WORKING DATA:
## begin
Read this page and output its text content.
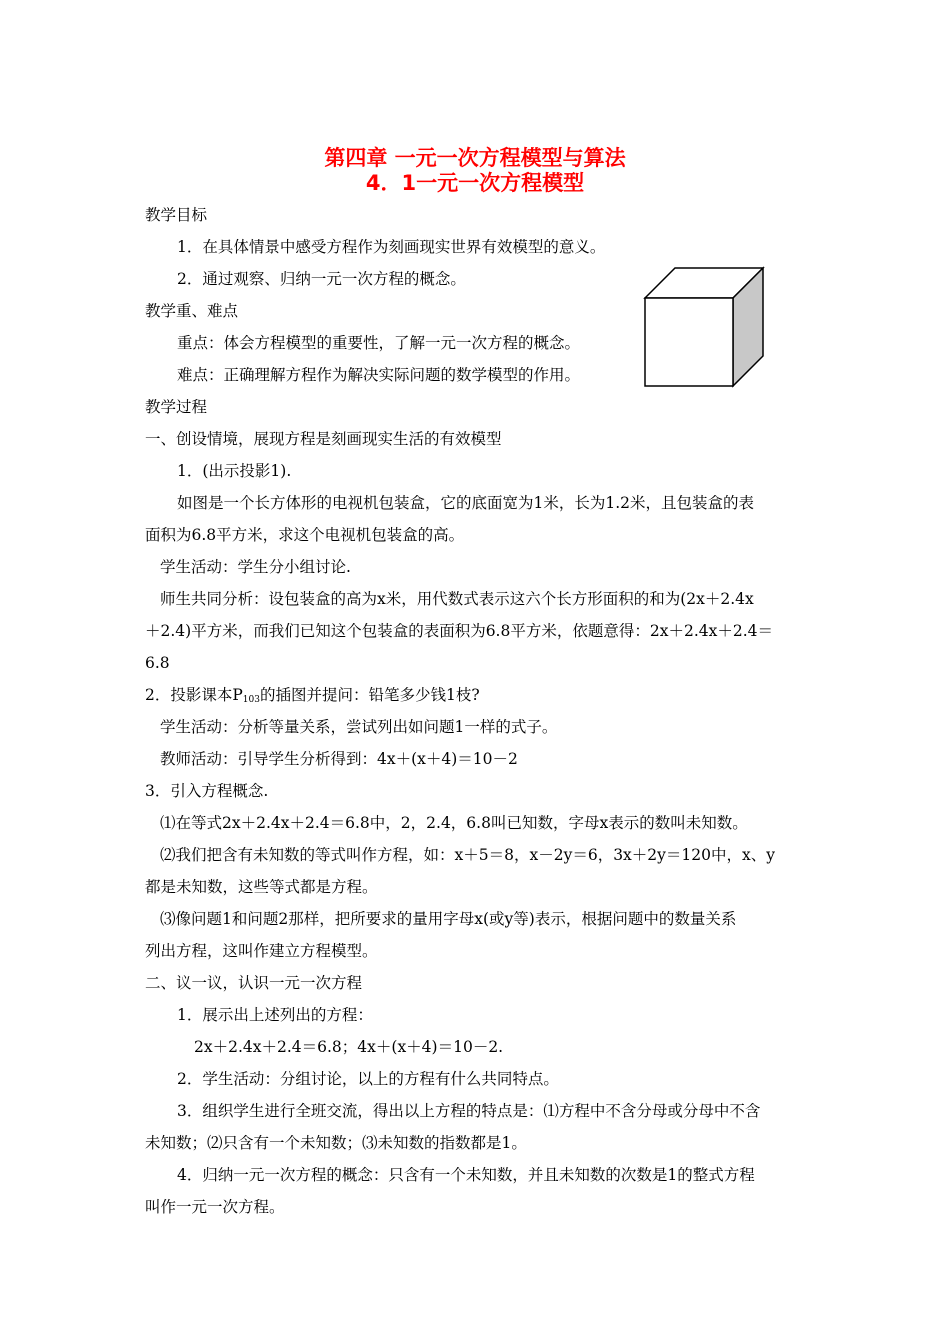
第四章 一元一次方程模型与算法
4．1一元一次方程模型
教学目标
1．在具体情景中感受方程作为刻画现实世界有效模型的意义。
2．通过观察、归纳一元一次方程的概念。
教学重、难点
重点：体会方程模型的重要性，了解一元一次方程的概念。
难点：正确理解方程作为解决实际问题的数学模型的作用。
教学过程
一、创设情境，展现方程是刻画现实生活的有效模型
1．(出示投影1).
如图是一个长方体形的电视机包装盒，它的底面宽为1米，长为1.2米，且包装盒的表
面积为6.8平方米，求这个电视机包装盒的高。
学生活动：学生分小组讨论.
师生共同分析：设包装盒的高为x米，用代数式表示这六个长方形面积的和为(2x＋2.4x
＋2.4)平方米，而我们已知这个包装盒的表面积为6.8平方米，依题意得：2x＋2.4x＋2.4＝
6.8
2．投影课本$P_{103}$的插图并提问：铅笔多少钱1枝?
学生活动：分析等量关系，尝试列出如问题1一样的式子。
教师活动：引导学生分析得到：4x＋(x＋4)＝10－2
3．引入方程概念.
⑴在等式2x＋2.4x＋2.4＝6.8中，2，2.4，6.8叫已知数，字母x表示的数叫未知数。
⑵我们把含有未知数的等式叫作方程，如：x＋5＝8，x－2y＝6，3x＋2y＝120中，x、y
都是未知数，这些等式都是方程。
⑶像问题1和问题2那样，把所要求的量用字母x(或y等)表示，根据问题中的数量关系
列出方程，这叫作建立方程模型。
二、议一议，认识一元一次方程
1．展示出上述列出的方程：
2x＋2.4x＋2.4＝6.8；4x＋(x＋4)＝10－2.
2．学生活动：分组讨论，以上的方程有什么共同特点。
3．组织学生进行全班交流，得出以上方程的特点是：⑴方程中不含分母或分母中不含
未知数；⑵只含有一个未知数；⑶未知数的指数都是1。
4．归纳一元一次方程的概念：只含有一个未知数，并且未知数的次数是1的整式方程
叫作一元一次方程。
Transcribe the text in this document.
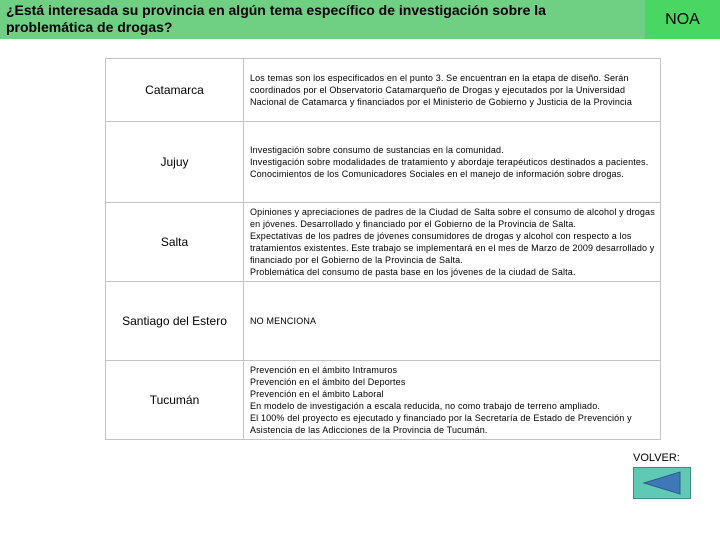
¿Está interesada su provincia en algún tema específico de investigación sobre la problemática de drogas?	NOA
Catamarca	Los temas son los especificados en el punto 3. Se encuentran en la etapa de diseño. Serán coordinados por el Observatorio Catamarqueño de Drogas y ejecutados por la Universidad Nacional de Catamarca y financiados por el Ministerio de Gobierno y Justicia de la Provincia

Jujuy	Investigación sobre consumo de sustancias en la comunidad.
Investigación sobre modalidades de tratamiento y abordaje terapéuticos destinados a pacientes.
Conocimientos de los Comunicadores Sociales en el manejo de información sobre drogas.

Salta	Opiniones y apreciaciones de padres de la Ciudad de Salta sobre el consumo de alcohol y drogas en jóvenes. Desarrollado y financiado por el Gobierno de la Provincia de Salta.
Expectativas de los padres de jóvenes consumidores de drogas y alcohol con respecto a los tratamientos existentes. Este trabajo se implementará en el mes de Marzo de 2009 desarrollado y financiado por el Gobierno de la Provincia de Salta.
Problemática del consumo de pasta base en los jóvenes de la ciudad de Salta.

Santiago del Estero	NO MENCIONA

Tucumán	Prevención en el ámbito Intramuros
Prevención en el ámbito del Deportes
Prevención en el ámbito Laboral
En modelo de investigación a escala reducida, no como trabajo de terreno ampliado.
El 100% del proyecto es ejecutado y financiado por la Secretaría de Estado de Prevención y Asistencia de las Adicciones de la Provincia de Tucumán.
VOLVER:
## end
PROBLEM DESCRIPTION:
Go through the data above and transcribe it in full, omitting any image.

SOLUTION BELOW:
Read this page and output its text content.
第四章 一元一次方程模型与算法
4．1一元一次方程模型
教学目标
1．在具体情景中感受方程作为刻画现实世界有效模型的意义。
2．通过观察、归纳一元一次方程的概念。
教学重、难点
重点：体会方程模型的重要性，了解一元一次方程的概念。
难点：正确理解方程作为解决实际问题的数学模型的作用。
教学过程
一、创设情境，展现方程是刻画现实生活的有效模型
1．(出示投影1).
如图是一个长方体形的电视机包装盒，它的底面宽为1米，长为1.2米，且包装盒的表
面积为6.8平方米，求这个电视机包装盒的高。
学生活动：学生分小组讨论.
师生共同分析：设包装盒的高为x米，用代数式表示这六个长方形面积的和为(2x＋2.4x
＋2.4)平方米，而我们已知这个包装盒的表面积为6.8平方米，依题意得：2x＋2.4x＋2.4＝
6.8
2．投影课本$P_{103}$的插图并提问：铅笔多少钱1枝?
学生活动：分析等量关系，尝试列出如问题1一样的式子。
教师活动：引导学生分析得到：4x＋(x＋4)＝10－2
3．引入方程概念.
⑴在等式2x＋2.4x＋2.4＝6.8中，2，2.4，6.8叫已知数，字母x表示的数叫未知数。
⑵我们把含有未知数的等式叫作方程，如：x＋5＝8，x－2y＝6，3x＋2y＝120中，x、y
都是未知数，这些等式都是方程。
⑶像问题1和问题2那样，把所要求的量用字母x(或y等)表示，根据问题中的数量关系
列出方程，这叫作建立方程模型。
二、议一议，认识一元一次方程
1．展示出上述列出的方程：
2x＋2.4x＋2.4＝6.8；4x＋(x＋4)＝10－2.
2．学生活动：分组讨论，以上的方程有什么共同特点。
3．组织学生进行全班交流，得出以上方程的特点是：⑴方程中不含分母或分母中不含
未知数；⑵只含有一个未知数；⑶未知数的指数都是1。
4．归纳一元一次方程的概念：只含有一个未知数，并且未知数的次数是1的整式方程
叫作一元一次方程。
Transcribe the text in this document.
¿Está interesada su provincia en algún tema específico de investigación sobre la problemática de drogas?	NOA
Catamarca	Los temas son los especificados en el punto 3. Se encuentran en la etapa de diseño. Serán coordinados por el Observatorio Catamarqueño de Drogas y ejecutados por la Universidad Nacional de Catamarca y financiados por el Ministerio de Gobierno y Justicia de la Provincia

Jujuy	Investigación sobre consumo de sustancias en la comunidad.
Investigación sobre modalidades de tratamiento y abordaje terapéuticos destinados a pacientes.
Conocimientos de los Comunicadores Sociales en el manejo de información sobre drogas.

Salta	Opiniones y apreciaciones de padres de la Ciudad de Salta sobre el consumo de alcohol y drogas en jóvenes. Desarrollado y financiado por el Gobierno de la Provincia de Salta.
Expectativas de los padres de jóvenes consumidores de drogas y alcohol con respecto a los tratamientos existentes. Este trabajo se implementará en el mes de Marzo de 2009 desarrollado y financiado por el Gobierno de la Provincia de Salta.
Problemática del consumo de pasta base en los jóvenes de la ciudad de Salta.

Santiago del Estero	NO MENCIONA

Tucumán	Prevención en el ámbito Intramuros
Prevención en el ámbito del Deportes
Prevención en el ámbito Laboral
En modelo de investigación a escala reducida, no como trabajo de terreno ampliado.
El 100% del proyecto es ejecutado y financiado por la Secretaría de Estado de Prevención y Asistencia de las Adicciones de la Provincia de Tucumán.
VOLVER:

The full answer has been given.